Data entries:
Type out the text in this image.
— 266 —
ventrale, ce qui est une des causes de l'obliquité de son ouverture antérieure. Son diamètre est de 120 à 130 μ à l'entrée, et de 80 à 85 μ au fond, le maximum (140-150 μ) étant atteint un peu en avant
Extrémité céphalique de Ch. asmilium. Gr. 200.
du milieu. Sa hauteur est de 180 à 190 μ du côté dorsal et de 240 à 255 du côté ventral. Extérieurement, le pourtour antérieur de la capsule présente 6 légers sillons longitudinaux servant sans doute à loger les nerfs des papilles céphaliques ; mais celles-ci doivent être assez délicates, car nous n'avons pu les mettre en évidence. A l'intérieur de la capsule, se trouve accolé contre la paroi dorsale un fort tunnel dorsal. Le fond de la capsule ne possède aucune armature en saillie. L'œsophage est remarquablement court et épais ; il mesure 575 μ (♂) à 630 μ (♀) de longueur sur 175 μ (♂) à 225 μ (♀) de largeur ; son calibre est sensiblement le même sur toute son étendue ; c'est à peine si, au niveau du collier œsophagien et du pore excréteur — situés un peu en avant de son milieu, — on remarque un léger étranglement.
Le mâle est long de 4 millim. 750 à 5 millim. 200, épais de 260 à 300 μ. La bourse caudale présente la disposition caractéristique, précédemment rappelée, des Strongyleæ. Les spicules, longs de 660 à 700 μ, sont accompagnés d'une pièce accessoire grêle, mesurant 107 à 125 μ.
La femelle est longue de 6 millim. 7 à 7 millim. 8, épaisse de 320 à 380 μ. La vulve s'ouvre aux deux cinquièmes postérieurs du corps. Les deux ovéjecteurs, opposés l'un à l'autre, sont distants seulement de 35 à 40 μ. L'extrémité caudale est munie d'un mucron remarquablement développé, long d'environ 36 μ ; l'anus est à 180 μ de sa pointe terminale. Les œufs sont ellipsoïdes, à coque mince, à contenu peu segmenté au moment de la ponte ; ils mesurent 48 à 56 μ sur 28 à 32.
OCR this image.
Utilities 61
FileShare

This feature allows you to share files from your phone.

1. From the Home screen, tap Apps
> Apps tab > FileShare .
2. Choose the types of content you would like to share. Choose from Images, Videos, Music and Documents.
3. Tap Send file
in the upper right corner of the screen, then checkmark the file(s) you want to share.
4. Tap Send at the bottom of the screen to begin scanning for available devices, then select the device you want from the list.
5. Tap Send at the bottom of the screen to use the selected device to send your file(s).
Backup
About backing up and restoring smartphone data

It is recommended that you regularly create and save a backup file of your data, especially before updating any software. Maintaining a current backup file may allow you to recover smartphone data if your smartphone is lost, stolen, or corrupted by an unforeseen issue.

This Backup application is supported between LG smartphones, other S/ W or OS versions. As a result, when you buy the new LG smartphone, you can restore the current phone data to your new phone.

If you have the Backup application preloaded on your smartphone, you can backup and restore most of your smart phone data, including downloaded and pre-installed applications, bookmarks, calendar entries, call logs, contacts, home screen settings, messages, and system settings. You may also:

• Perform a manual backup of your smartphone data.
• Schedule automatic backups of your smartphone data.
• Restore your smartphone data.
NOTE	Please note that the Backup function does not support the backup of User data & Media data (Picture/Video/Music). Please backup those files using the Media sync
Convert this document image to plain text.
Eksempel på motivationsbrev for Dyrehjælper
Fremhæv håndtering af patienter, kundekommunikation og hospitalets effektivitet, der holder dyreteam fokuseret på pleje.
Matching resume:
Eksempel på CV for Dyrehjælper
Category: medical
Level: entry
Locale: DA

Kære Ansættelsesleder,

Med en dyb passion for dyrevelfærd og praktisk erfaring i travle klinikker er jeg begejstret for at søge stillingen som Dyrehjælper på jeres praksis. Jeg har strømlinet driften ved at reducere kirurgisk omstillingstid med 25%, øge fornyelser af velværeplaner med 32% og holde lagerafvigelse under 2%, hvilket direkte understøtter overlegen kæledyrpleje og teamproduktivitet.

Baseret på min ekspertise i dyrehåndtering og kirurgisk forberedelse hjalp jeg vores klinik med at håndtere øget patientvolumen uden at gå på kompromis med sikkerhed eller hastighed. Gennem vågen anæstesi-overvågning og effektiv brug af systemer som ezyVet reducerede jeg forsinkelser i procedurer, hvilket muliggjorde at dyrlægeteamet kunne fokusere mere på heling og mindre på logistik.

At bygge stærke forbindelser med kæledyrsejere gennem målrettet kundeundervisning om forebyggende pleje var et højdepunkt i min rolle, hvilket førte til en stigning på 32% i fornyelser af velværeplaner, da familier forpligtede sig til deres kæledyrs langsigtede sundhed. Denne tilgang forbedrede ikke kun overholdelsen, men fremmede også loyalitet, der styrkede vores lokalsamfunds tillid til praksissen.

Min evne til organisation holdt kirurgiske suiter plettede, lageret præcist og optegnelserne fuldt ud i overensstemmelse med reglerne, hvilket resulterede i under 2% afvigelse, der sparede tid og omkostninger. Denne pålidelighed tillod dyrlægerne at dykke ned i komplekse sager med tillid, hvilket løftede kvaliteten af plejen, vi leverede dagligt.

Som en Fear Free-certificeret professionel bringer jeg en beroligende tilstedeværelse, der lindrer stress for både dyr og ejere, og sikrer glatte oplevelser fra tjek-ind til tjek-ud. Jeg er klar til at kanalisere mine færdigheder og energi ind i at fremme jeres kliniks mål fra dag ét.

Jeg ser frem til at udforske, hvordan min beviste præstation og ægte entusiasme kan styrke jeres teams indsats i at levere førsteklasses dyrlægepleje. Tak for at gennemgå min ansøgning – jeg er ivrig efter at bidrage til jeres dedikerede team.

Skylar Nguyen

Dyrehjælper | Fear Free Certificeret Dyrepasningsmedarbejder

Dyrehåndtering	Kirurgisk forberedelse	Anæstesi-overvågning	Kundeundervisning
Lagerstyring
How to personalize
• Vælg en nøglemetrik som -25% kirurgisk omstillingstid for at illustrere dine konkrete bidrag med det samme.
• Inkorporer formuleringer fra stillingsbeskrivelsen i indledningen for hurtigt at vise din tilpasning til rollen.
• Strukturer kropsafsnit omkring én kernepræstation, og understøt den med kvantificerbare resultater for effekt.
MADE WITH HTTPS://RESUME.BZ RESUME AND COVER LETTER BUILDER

• Given task
From the first line to the last, please quote the material above exactly.

• Solution to this task
Type out the text in this image.
— 266 —
ventrale, ce qui est une des causes de l'obliquité de son ouverture antérieure. Son diamètre est de 120 à 130 μ à l'entrée, et de 80 à 85 μ au fond, le maximum (140-150 μ) étant atteint un peu en avant
Extrémité céphalique de Ch. asmilium. Gr. 200.
du milieu. Sa hauteur est de 180 à 190 μ du côté dorsal et de 240 à 255 du côté ventral. Extérieurement, le pourtour antérieur de la capsule présente 6 légers sillons longitudinaux servant sans doute à loger les nerfs des papilles céphaliques ; mais celles-ci doivent être assez délicates, car nous n'avons pu les mettre en évidence. A l'intérieur de la capsule, se trouve accolé contre la paroi dorsale un fort tunnel dorsal. Le fond de la capsule ne possède aucune armature en saillie. L'œsophage est remarquablement court et épais ; il mesure 575 μ (♂) à 630 μ (♀) de longueur sur 175 μ (♂) à 225 μ (♀) de largeur ; son calibre est sensiblement le même sur toute son étendue ; c'est à peine si, au niveau du collier œsophagien et du pore excréteur — situés un peu en avant de son milieu, — on remarque un léger étranglement.
Le mâle est long de 4 millim. 750 à 5 millim. 200, épais de 260 à 300 μ. La bourse caudale présente la disposition caractéristique, précédemment rappelée, des Strongyleæ. Les spicules, longs de 660 à 700 μ, sont accompagnés d'une pièce accessoire grêle, mesurant 107 à 125 μ.
La femelle est longue de 6 millim. 7 à 7 millim. 8, épaisse de 320 à 380 μ. La vulve s'ouvre aux deux cinquièmes postérieurs du corps. Les deux ovéjecteurs, opposés l'un à l'autre, sont distants seulement de 35 à 40 μ. L'extrémité caudale est munie d'un mucron remarquablement développé, long d'environ 36 μ ; l'anus est à 180 μ de sa pointe terminale. Les œufs sont ellipsoïdes, à coque mince, à contenu peu segmenté au moment de la ponte ; ils mesurent 48 à 56 μ sur 28 à 32.
OCR this image.
Utilities 61
FileShare

This feature allows you to share files from your phone.

1. From the Home screen, tap Apps
> Apps tab > FileShare .
2. Choose the types of content you would like to share. Choose from Images, Videos, Music and Documents.
3. Tap Send file
in the upper right corner of the screen, then checkmark the file(s) you want to share.
4. Tap Send at the bottom of the screen to begin scanning for available devices, then select the device you want from the list.
5. Tap Send at the bottom of the screen to use the selected device to send your file(s).
Backup
About backing up and restoring smartphone data

It is recommended that you regularly create and save a backup file of your data, especially before updating any software. Maintaining a current backup file may allow you to recover smartphone data if your smartphone is lost, stolen, or corrupted by an unforeseen issue.

This Backup application is supported between LG smartphones, other S/ W or OS versions. As a result, when you buy the new LG smartphone, you can restore the current phone data to your new phone.

If you have the Backup application preloaded on your smartphone, you can backup and restore most of your smart phone data, including downloaded and pre-installed applications, bookmarks, calendar entries, call logs, contacts, home screen settings, messages, and system settings. You may also:

• Perform a manual backup of your smartphone data.
• Schedule automatic backups of your smartphone data.
• Restore your smartphone data.
NOTE	Please note that the Backup function does not support the backup of User data & Media data (Picture/Video/Music). Please backup those files using the Media sync
Convert this document image to plain text.
Eksempel på motivationsbrev for Dyrehjælper
Fremhæv håndtering af patienter, kundekommunikation og hospitalets effektivitet, der holder dyreteam fokuseret på pleje.
Matching resume:
Eksempel på CV for Dyrehjælper
Category: medical
Level: entry
Locale: DA

Kære Ansættelsesleder,

Med en dyb passion for dyrevelfærd og praktisk erfaring i travle klinikker er jeg begejstret for at søge stillingen som Dyrehjælper på jeres praksis. Jeg har strømlinet driften ved at reducere kirurgisk omstillingstid med 25%, øge fornyelser af velværeplaner med 32% og holde lagerafvigelse under 2%, hvilket direkte understøtter overlegen kæledyrpleje og teamproduktivitet.

Baseret på min ekspertise i dyrehåndtering og kirurgisk forberedelse hjalp jeg vores klinik med at håndtere øget patientvolumen uden at gå på kompromis med sikkerhed eller hastighed. Gennem vågen anæstesi-overvågning og effektiv brug af systemer som ezyVet reducerede jeg forsinkelser i procedurer, hvilket muliggjorde at dyrlægeteamet kunne fokusere mere på heling og mindre på logistik.

At bygge stærke forbindelser med kæledyrsejere gennem målrettet kundeundervisning om forebyggende pleje var et højdepunkt i min rolle, hvilket førte til en stigning på 32% i fornyelser af velværeplaner, da familier forpligtede sig til deres kæledyrs langsigtede sundhed. Denne tilgang forbedrede ikke kun overholdelsen, men fremmede også loyalitet, der styrkede vores lokalsamfunds tillid til praksissen.

Min evne til organisation holdt kirurgiske suiter plettede, lageret præcist og optegnelserne fuldt ud i overensstemmelse med reglerne, hvilket resulterede i under 2% afvigelse, der sparede tid og omkostninger. Denne pålidelighed tillod dyrlægerne at dykke ned i komplekse sager med tillid, hvilket løftede kvaliteten af plejen, vi leverede dagligt.

Som en Fear Free-certificeret professionel bringer jeg en beroligende tilstedeværelse, der lindrer stress for både dyr og ejere, og sikrer glatte oplevelser fra tjek-ind til tjek-ud. Jeg er klar til at kanalisere mine færdigheder og energi ind i at fremme jeres kliniks mål fra dag ét.

Jeg ser frem til at udforske, hvordan min beviste præstation og ægte entusiasme kan styrke jeres teams indsats i at levere førsteklasses dyrlægepleje. Tak for at gennemgå min ansøgning – jeg er ivrig efter at bidrage til jeres dedikerede team.

Skylar Nguyen

Dyrehjælper | Fear Free Certificeret Dyrepasningsmedarbejder

Dyrehåndtering	Kirurgisk forberedelse	Anæstesi-overvågning	Kundeundervisning
Lagerstyring
How to personalize
• Vælg en nøglemetrik som -25% kirurgisk omstillingstid for at illustrere dine konkrete bidrag med det samme.
• Inkorporer formuleringer fra stillingsbeskrivelsen i indledningen for hurtigt at vise din tilpasning til rollen.
• Strukturer kropsafsnit omkring én kernepræstation, og understøt den med kvantificerbare resultater for effekt.
MADE WITH HTTPS://RESUME.BZ RESUME AND COVER LETTER BUILDER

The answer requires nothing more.